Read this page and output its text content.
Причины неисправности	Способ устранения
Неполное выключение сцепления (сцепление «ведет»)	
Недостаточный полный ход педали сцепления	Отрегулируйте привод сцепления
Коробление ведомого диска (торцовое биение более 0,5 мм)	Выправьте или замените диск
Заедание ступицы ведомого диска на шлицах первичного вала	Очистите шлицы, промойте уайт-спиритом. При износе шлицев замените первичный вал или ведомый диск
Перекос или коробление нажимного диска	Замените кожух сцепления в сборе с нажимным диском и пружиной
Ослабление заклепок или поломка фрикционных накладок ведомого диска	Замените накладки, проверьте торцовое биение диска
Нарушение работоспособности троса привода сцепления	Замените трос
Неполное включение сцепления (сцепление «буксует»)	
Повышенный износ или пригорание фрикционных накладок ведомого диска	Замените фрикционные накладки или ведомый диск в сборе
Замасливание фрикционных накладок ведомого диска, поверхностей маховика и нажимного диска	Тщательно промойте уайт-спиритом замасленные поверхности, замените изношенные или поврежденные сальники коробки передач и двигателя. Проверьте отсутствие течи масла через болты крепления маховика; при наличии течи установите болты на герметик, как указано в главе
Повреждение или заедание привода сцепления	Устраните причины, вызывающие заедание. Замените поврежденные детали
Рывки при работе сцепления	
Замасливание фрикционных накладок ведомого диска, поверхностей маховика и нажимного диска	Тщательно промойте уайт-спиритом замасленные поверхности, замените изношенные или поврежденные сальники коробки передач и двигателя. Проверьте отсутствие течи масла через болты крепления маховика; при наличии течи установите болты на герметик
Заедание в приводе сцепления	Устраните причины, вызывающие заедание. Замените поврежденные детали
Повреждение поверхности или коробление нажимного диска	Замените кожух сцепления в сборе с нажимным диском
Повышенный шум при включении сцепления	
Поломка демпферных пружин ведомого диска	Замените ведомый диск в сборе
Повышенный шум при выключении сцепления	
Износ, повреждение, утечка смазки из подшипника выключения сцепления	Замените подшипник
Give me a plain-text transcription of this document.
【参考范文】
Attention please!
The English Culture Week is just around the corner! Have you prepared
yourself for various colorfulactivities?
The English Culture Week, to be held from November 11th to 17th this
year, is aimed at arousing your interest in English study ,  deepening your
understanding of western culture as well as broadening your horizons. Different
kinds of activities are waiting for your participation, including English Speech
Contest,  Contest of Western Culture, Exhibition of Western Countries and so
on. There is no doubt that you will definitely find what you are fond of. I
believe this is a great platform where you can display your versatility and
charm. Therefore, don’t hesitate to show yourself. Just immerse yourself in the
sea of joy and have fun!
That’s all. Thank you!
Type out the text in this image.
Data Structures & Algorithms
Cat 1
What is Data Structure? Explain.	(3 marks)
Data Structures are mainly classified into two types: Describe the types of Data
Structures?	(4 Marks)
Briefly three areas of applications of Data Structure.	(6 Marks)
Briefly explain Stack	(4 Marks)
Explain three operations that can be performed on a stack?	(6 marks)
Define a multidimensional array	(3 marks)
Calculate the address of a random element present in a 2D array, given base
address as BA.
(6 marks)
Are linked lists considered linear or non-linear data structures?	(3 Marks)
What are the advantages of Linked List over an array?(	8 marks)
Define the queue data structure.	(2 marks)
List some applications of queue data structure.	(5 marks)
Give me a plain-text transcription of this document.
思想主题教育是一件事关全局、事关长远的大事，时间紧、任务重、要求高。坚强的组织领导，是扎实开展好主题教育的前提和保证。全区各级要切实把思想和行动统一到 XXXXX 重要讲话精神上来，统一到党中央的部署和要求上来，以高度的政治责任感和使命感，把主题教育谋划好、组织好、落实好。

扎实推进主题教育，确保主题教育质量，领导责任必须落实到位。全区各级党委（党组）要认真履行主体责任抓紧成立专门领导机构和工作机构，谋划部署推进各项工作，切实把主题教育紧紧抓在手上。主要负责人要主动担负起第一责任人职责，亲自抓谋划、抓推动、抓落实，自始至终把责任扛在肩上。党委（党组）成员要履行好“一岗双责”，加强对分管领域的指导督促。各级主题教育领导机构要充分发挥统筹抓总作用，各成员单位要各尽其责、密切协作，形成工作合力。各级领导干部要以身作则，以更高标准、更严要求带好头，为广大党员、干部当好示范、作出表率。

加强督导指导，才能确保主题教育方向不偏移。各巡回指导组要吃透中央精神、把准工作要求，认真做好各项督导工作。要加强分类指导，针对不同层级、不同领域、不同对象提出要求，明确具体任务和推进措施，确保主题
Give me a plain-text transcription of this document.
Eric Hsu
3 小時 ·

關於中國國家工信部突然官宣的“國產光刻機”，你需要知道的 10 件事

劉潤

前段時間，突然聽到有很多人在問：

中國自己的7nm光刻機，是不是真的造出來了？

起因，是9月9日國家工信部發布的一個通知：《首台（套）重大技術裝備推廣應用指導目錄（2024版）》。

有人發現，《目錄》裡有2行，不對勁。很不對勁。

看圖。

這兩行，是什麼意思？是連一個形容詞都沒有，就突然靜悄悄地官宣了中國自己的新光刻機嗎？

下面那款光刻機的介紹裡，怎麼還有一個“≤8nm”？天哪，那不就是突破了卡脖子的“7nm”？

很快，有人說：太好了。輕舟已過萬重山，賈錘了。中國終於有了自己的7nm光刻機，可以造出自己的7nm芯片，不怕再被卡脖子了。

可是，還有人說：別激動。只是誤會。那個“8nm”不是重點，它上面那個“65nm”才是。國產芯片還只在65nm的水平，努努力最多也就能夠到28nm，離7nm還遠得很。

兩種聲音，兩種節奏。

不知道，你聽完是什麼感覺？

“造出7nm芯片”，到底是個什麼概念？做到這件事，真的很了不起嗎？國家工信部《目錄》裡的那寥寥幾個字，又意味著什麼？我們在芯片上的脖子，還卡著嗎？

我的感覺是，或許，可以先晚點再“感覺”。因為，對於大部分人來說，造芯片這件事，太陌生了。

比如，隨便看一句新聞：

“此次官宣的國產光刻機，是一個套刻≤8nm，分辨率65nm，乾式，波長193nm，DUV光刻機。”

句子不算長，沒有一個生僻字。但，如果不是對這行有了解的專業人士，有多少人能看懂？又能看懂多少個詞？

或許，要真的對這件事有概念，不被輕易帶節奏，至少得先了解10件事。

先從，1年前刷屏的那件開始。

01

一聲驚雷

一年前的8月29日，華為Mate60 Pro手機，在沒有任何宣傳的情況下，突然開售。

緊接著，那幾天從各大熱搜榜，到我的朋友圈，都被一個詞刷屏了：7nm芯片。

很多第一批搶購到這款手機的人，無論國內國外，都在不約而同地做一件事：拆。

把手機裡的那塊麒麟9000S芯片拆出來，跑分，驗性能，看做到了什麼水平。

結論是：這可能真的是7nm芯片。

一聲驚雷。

==*==

• Task to carry out:
Each line of the listing should be echoed back exactly.

• Output of the task:
Read this page and output its text content.
Причины неисправности	Способ устранения
Неполное выключение сцепления (сцепление «ведет»)	
Недостаточный полный ход педали сцепления	Отрегулируйте привод сцепления
Коробление ведомого диска (торцовое биение более 0,5 мм)	Выправьте или замените диск
Заедание ступицы ведомого диска на шлицах первичного вала	Очистите шлицы, промойте уайт-спиритом. При износе шлицев замените первичный вал или ведомый диск
Перекос или коробление нажимного диска	Замените кожух сцепления в сборе с нажимным диском и пружиной
Ослабление заклепок или поломка фрикционных накладок ведомого диска	Замените накладки, проверьте торцовое биение диска
Нарушение работоспособности троса привода сцепления	Замените трос
Неполное включение сцепления (сцепление «буксует»)	
Повышенный износ или пригорание фрикционных накладок ведомого диска	Замените фрикционные накладки или ведомый диск в сборе
Замасливание фрикционных накладок ведомого диска, поверхностей маховика и нажимного диска	Тщательно промойте уайт-спиритом замасленные поверхности, замените изношенные или поврежденные сальники коробки передач и двигателя. Проверьте отсутствие течи масла через болты крепления маховика; при наличии течи установите болты на герметик, как указано в главе
Повреждение или заедание привода сцепления	Устраните причины, вызывающие заедание. Замените поврежденные детали
Рывки при работе сцепления	
Замасливание фрикционных накладок ведомого диска, поверхностей маховика и нажимного диска	Тщательно промойте уайт-спиритом замасленные поверхности, замените изношенные или поврежденные сальники коробки передач и двигателя. Проверьте отсутствие течи масла через болты крепления маховика; при наличии течи установите болты на герметик
Заедание в приводе сцепления	Устраните причины, вызывающие заедание. Замените поврежденные детали
Повреждение поверхности или коробление нажимного диска	Замените кожух сцепления в сборе с нажимным диском
Повышенный шум при включении сцепления	
Поломка демпферных пружин ведомого диска	Замените ведомый диск в сборе
Повышенный шум при выключении сцепления	
Износ, повреждение, утечка смазки из подшипника выключения сцепления	Замените подшипник
Give me a plain-text transcription of this document.
【参考范文】
Attention please!
The English Culture Week is just around the corner! Have you prepared
yourself for various colorfulactivities?
The English Culture Week, to be held from November 11th to 17th this
year, is aimed at arousing your interest in English study ,  deepening your
understanding of western culture as well as broadening your horizons. Different
kinds of activities are waiting for your participation, including English Speech
Contest,  Contest of Western Culture, Exhibition of Western Countries and so
on. There is no doubt that you will definitely find what you are fond of. I
believe this is a great platform where you can display your versatility and
charm. Therefore, don’t hesitate to show yourself. Just immerse yourself in the
sea of joy and have fun!
That’s all. Thank you!
Type out the text in this image.
Data Structures & Algorithms
Cat 1
What is Data Structure? Explain.	(3 marks)
Data Structures are mainly classified into two types: Describe the types of Data
Structures?	(4 Marks)
Briefly three areas of applications of Data Structure.	(6 Marks)
Briefly explain Stack	(4 Marks)
Explain three operations that can be performed on a stack?	(6 marks)
Define a multidimensional array	(3 marks)
Calculate the address of a random element present in a 2D array, given base
address as BA.
(6 marks)
Are linked lists considered linear or non-linear data structures?	(3 Marks)
What are the advantages of Linked List over an array?(	8 marks)
Define the queue data structure.	(2 marks)
List some applications of queue data structure.	(5 marks)
Give me a plain-text transcription of this document.
思想主题教育是一件事关全局、事关长远的大事，时间紧、任务重、要求高。坚强的组织领导，是扎实开展好主题教育的前提和保证。全区各级要切实把思想和行动统一到 XXXXX 重要讲话精神上来，统一到党中央的部署和要求上来，以高度的政治责任感和使命感，把主题教育谋划好、组织好、落实好。

扎实推进主题教育，确保主题教育质量，领导责任必须落实到位。全区各级党委（党组）要认真履行主体责任抓紧成立专门领导机构和工作机构，谋划部署推进各项工作，切实把主题教育紧紧抓在手上。主要负责人要主动担负起第一责任人职责，亲自抓谋划、抓推动、抓落实，自始至终把责任扛在肩上。党委（党组）成员要履行好“一岗双责”，加强对分管领域的指导督促。各级主题教育领导机构要充分发挥统筹抓总作用，各成员单位要各尽其责、密切协作，形成工作合力。各级领导干部要以身作则，以更高标准、更严要求带好头，为广大党员、干部当好示范、作出表率。

加强督导指导，才能确保主题教育方向不偏移。各巡回指导组要吃透中央精神、把准工作要求，认真做好各项督导工作。要加强分类指导，针对不同层级、不同领域、不同对象提出要求，明确具体任务和推进措施，确保主题
Give me a plain-text transcription of this document.
Eric Hsu
3 小時 ·

關於中國國家工信部突然官宣的“國產光刻機”，你需要知道的 10 件事

劉潤

前段時間，突然聽到有很多人在問：

中國自己的7nm光刻機，是不是真的造出來了？

起因，是9月9日國家工信部發布的一個通知：《首台（套）重大技術裝備推廣應用指導目錄（2024版）》。

有人發現，《目錄》裡有2行，不對勁。很不對勁。

看圖。

這兩行，是什麼意思？是連一個形容詞都沒有，就突然靜悄悄地官宣了中國自己的新光刻機嗎？

下面那款光刻機的介紹裡，怎麼還有一個“≤8nm”？天哪，那不就是突破了卡脖子的“7nm”？

很快，有人說：太好了。輕舟已過萬重山，賈錘了。中國終於有了自己的7nm光刻機，可以造出自己的7nm芯片，不怕再被卡脖子了。

可是，還有人說：別激動。只是誤會。那個“8nm”不是重點，它上面那個“65nm”才是。國產芯片還只在65nm的水平，努努力最多也就能夠到28nm，離7nm還遠得很。

兩種聲音，兩種節奏。

不知道，你聽完是什麼感覺？

“造出7nm芯片”，到底是個什麼概念？做到這件事，真的很了不起嗎？國家工信部《目錄》裡的那寥寥幾個字，又意味著什麼？我們在芯片上的脖子，還卡著嗎？

我的感覺是，或許，可以先晚點再“感覺”。因為，對於大部分人來說，造芯片這件事，太陌生了。

比如，隨便看一句新聞：

“此次官宣的國產光刻機，是一個套刻≤8nm，分辨率65nm，乾式，波長193nm，DUV光刻機。”

句子不算長，沒有一個生僻字。但，如果不是對這行有了解的專業人士，有多少人能看懂？又能看懂多少個詞？

或許，要真的對這件事有概念，不被輕易帶節奏，至少得先了解10件事。

先從，1年前刷屏的那件開始。

01

一聲驚雷

一年前的8月29日，華為Mate60 Pro手機，在沒有任何宣傳的情況下，突然開售。

緊接著，那幾天從各大熱搜榜，到我的朋友圈，都被一個詞刷屏了：7nm芯片。

很多第一批搶購到這款手機的人，無論國內國外，都在不約而同地做一件事：拆。

把手機裡的那塊麒麟9000S芯片拆出來，跑分，驗性能，看做到了什麼水平。

結論是：這可能真的是7nm芯片。

一聲驚雷。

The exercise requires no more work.